→ **Brief**: Among the lines below, count those containing the word "deben". Give the number only.

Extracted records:
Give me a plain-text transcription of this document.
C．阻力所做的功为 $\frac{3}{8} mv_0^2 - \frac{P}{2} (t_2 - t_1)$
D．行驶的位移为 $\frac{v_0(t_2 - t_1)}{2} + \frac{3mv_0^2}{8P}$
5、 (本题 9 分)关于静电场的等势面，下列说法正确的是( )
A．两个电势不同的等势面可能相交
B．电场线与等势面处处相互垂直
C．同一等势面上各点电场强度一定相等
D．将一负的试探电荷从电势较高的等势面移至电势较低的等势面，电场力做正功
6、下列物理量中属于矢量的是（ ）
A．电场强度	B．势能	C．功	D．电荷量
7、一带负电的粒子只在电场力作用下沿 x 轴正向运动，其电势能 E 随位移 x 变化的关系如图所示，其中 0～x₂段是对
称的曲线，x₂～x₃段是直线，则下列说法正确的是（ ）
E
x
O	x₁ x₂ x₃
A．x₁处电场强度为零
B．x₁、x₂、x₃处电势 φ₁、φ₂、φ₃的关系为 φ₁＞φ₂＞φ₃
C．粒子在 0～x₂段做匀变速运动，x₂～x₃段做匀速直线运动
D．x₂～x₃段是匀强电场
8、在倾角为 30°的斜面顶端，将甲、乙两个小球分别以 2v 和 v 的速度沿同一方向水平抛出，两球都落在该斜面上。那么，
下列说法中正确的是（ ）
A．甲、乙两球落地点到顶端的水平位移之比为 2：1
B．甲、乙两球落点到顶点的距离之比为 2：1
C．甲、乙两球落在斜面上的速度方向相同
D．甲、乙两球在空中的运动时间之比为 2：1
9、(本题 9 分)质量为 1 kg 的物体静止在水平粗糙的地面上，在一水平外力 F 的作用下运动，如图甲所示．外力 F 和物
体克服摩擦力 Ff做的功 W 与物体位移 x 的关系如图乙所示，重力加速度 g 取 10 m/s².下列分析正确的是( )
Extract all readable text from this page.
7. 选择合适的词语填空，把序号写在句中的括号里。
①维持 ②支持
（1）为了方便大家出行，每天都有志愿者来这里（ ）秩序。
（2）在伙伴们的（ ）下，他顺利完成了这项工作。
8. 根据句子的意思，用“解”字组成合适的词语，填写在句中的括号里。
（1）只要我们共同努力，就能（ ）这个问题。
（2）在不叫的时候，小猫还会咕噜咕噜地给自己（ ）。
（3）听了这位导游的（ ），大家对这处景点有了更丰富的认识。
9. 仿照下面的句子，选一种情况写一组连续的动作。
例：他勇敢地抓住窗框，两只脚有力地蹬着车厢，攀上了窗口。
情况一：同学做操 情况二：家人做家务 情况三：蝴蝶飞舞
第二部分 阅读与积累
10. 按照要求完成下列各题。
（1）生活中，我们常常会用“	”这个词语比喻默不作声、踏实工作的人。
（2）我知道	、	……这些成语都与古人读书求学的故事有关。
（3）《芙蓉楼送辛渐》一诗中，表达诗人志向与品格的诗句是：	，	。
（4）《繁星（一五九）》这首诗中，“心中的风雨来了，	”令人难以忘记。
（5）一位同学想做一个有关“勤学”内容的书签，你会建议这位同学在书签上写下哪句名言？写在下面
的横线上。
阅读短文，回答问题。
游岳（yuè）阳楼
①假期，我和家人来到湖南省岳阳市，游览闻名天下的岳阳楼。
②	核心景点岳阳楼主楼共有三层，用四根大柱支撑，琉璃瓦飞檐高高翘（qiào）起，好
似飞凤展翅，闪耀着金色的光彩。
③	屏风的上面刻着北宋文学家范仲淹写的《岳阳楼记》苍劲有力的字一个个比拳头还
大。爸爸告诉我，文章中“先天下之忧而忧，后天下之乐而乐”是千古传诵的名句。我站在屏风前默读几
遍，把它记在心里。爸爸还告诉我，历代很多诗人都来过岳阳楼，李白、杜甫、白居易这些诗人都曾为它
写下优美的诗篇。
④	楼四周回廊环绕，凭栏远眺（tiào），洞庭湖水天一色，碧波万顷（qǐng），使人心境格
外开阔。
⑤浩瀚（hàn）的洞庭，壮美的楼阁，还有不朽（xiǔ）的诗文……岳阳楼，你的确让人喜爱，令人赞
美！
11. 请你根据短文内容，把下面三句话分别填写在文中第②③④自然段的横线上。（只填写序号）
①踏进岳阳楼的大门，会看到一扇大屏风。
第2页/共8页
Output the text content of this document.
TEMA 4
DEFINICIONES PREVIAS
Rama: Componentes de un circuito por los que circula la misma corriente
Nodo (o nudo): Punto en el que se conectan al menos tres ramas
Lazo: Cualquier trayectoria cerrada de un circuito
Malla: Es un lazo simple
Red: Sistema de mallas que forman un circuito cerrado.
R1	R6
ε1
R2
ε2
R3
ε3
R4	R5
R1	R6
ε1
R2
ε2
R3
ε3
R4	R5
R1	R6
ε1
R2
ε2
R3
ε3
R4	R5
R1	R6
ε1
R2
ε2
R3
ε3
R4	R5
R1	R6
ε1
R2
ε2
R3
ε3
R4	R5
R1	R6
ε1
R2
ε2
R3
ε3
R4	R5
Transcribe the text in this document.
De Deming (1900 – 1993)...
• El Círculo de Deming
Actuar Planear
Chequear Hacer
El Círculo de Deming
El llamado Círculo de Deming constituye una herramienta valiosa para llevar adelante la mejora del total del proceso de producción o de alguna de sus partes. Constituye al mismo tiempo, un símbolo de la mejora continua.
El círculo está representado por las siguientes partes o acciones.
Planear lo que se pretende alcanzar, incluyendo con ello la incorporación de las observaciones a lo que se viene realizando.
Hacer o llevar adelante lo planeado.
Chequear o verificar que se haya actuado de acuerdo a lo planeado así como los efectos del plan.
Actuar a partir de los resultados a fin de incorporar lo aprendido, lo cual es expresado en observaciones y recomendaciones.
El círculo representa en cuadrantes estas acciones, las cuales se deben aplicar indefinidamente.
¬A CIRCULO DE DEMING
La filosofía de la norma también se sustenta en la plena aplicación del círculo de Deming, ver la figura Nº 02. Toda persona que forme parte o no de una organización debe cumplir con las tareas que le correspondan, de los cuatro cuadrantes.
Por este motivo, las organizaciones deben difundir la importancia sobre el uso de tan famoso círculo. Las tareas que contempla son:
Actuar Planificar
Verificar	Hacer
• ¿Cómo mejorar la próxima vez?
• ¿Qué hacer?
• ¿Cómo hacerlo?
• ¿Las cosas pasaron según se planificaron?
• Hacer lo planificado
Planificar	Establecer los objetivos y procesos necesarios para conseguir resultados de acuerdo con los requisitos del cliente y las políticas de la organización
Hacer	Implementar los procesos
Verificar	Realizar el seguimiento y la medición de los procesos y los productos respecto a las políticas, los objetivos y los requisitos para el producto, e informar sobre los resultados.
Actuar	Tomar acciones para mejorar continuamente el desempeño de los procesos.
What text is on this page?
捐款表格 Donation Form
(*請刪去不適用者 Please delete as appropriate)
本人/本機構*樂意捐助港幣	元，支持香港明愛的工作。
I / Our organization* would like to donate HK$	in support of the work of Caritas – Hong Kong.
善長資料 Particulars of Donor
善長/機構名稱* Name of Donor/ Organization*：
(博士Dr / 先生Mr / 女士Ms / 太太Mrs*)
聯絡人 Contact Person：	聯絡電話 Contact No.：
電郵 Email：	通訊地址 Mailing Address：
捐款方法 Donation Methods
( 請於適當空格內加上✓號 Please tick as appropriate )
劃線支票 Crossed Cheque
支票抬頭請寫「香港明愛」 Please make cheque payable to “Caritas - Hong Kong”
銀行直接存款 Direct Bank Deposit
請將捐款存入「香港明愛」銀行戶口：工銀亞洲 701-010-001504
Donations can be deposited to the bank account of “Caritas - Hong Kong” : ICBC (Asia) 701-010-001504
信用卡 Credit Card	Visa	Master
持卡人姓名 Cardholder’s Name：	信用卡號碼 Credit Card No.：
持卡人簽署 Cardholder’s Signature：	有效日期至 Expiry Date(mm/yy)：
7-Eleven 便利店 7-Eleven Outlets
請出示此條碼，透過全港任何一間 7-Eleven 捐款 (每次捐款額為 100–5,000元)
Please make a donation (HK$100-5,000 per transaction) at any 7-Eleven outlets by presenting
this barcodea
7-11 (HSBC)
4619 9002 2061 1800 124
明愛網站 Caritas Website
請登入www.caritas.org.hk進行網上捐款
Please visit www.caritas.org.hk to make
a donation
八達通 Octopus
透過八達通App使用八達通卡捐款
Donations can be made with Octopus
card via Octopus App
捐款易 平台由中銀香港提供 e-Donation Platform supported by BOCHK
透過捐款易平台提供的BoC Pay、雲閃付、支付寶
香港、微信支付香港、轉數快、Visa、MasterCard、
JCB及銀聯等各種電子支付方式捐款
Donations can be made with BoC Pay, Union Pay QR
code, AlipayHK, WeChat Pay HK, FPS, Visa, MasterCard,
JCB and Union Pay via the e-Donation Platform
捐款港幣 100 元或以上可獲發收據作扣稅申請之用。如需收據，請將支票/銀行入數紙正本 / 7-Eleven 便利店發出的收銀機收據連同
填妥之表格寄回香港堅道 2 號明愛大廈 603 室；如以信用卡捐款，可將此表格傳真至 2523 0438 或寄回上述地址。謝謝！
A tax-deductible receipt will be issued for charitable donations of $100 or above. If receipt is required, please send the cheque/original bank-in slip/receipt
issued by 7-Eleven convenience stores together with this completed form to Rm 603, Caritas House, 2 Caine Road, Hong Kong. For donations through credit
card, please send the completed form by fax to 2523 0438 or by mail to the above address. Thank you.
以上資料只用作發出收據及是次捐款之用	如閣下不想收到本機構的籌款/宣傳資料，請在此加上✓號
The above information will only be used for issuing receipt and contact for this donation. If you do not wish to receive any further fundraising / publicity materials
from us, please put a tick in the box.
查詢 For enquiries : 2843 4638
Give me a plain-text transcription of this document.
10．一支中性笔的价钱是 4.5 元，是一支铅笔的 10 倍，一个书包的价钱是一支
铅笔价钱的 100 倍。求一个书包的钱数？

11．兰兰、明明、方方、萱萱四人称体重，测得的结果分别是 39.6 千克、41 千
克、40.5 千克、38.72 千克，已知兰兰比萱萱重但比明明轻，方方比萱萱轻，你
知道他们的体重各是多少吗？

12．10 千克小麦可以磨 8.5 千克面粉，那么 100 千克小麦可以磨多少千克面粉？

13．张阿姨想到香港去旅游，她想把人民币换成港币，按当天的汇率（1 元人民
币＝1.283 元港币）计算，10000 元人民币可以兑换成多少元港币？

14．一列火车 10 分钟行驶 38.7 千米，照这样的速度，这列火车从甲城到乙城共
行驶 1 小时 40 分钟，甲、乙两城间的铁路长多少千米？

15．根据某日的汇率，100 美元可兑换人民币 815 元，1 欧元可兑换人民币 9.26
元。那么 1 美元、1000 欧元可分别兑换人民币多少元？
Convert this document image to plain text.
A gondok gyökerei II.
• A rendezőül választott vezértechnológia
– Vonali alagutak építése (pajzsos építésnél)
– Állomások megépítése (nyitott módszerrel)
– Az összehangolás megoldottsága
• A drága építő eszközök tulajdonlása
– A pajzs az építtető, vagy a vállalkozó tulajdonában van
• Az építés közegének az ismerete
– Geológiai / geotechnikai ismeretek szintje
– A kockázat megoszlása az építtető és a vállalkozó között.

→ **Reply**: 2